INFORMATION SHOWN:
^^^^
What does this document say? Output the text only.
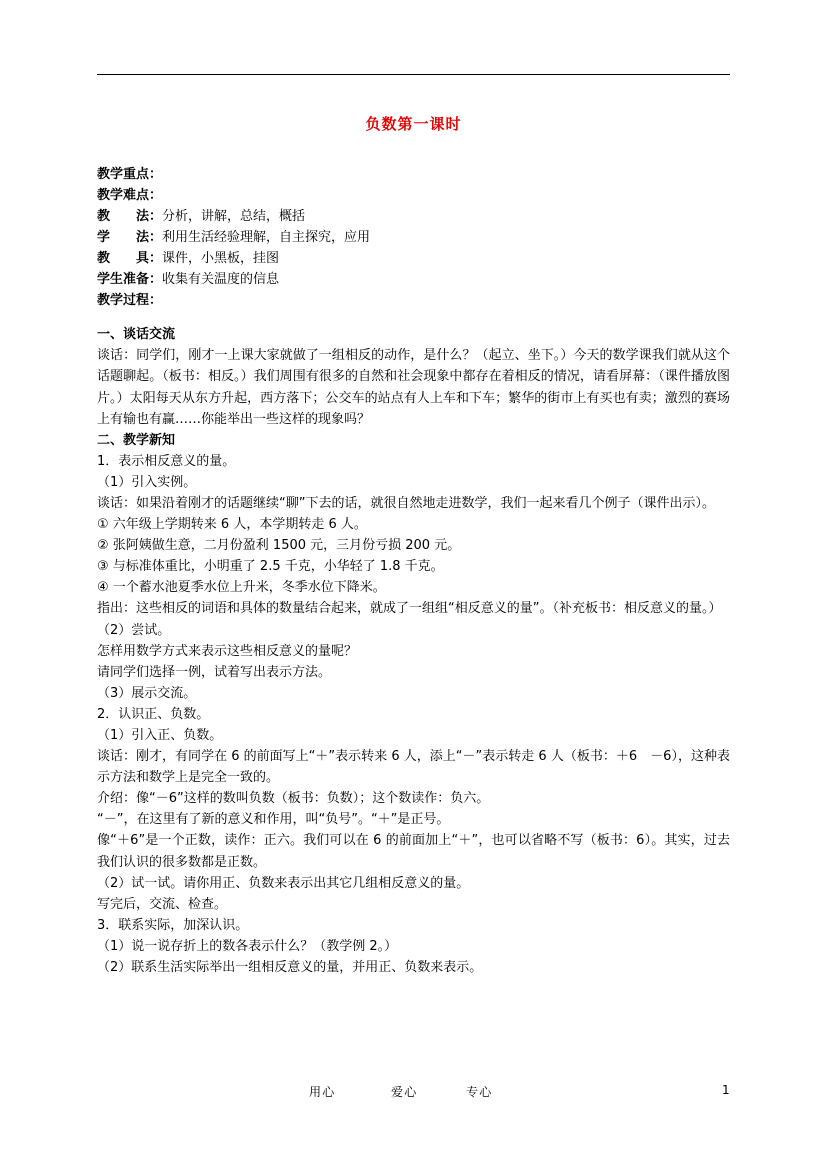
负数第一课时
教学重点：
教学难点：
教　　法：分析，讲解，总结，概括
学　　法：利用生活经验理解，自主探究，应用
教　　具：课件，小黑板，挂图
学生准备：收集有关温度的信息
教学过程：
一、谈话交流
谈话：同学们，刚才一上课大家就做了一组相反的动作，是什么？（起立、坐下。）今天的数学课我们就从这个话题聊起。（板书：相反。）我们周围有很多的自然和社会现象中都存在着相反的情况，请看屏幕：（课件播放图片。）太阳每天从东方升起，西方落下；公交车的站点有人上车和下车；繁华的街市上有买也有卖；激烈的赛场上有输也有赢……你能举出一些这样的现象吗？
二、教学新知
1．表示相反意义的量。
（1）引入实例。
谈话：如果沿着刚才的话题继续“聊”下去的话，就很自然地走进数学，我们一起来看几个例子（课件出示）。
① 六年级上学期转来 6 人，本学期转走 6 人。
② 张阿姨做生意，二月份盈利 1500 元，三月份亏损 200 元。
③ 与标准体重比，小明重了 2.5 千克，小华轻了 1.8 千克。
④ 一个蓄水池夏季水位上升米，冬季水位下降米。
指出：这些相反的词语和具体的数量结合起来，就成了一组组“相反意义的量”。（补充板书：相反意义的量。）
（2）尝试。
怎样用数学方式来表示这些相反意义的量呢？
请同学们选择一例，试着写出表示方法。
（3）展示交流。
2．认识正、负数。
（1）引入正、负数。
谈话：刚才，有同学在 6 的前面写上“＋”表示转来 6 人，添上“－”表示转走 6 人（板书：＋6　－6），这种表示方法和数学上是完全一致的。
介绍：像“－6”这样的数叫负数（板书：负数）；这个数读作：负六。
“－”，在这里有了新的意义和作用，叫“负号”。“＋”是正号。
像“＋6”是一个正数，读作：正六。我们可以在 6 的前面加上“＋”，也可以省略不写（板书：6）。其实，过去我们认识的很多数都是正数。
（2）试一试。请你用正、负数来表示出其它几组相反意义的量。
写完后，交流、检查。
3．联系实际，加深认识。
（1）说一说存折上的数各表示什么？（教学例 2。）
（2）联系生活实际举出一组相反意义的量，并用正、负数来表示。
用心	爱心	专心	1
^^^^
EXERCISE: Each line of the data is to be duplicated exactly; pictures stay out of the copy.

RESPONSE TO THE EXERCISE:
What does this document say? Output the text only.
负数第一课时
教学重点：
教学难点：
教　　法：分析，讲解，总结，概括
学　　法：利用生活经验理解，自主探究，应用
教　　具：课件，小黑板，挂图
学生准备：收集有关温度的信息
教学过程：
一、谈话交流
谈话：同学们，刚才一上课大家就做了一组相反的动作，是什么？（起立、坐下。）今天的数学课我们就从这个话题聊起。（板书：相反。）我们周围有很多的自然和社会现象中都存在着相反的情况，请看屏幕：（课件播放图片。）太阳每天从东方升起，西方落下；公交车的站点有人上车和下车；繁华的街市上有买也有卖；激烈的赛场上有输也有赢……你能举出一些这样的现象吗？
二、教学新知
1．表示相反意义的量。
（1）引入实例。
谈话：如果沿着刚才的话题继续“聊”下去的话，就很自然地走进数学，我们一起来看几个例子（课件出示）。
① 六年级上学期转来 6 人，本学期转走 6 人。
② 张阿姨做生意，二月份盈利 1500 元，三月份亏损 200 元。
③ 与标准体重比，小明重了 2.5 千克，小华轻了 1.8 千克。
④ 一个蓄水池夏季水位上升米，冬季水位下降米。
指出：这些相反的词语和具体的数量结合起来，就成了一组组“相反意义的量”。（补充板书：相反意义的量。）
（2）尝试。
怎样用数学方式来表示这些相反意义的量呢？
请同学们选择一例，试着写出表示方法。
（3）展示交流。
2．认识正、负数。
（1）引入正、负数。
谈话：刚才，有同学在 6 的前面写上“＋”表示转来 6 人，添上“－”表示转走 6 人（板书：＋6　－6），这种表示方法和数学上是完全一致的。
介绍：像“－6”这样的数叫负数（板书：负数）；这个数读作：负六。
“－”，在这里有了新的意义和作用，叫“负号”。“＋”是正号。
像“＋6”是一个正数，读作：正六。我们可以在 6 的前面加上“＋”，也可以省略不写（板书：6）。其实，过去我们认识的很多数都是正数。
（2）试一试。请你用正、负数来表示出其它几组相反意义的量。
写完后，交流、检查。
3．联系实际，加深认识。
（1）说一说存折上的数各表示什么？（教学例 2。）
（2）联系生活实际举出一组相反意义的量，并用正、负数来表示。
用心	爱心	专心	1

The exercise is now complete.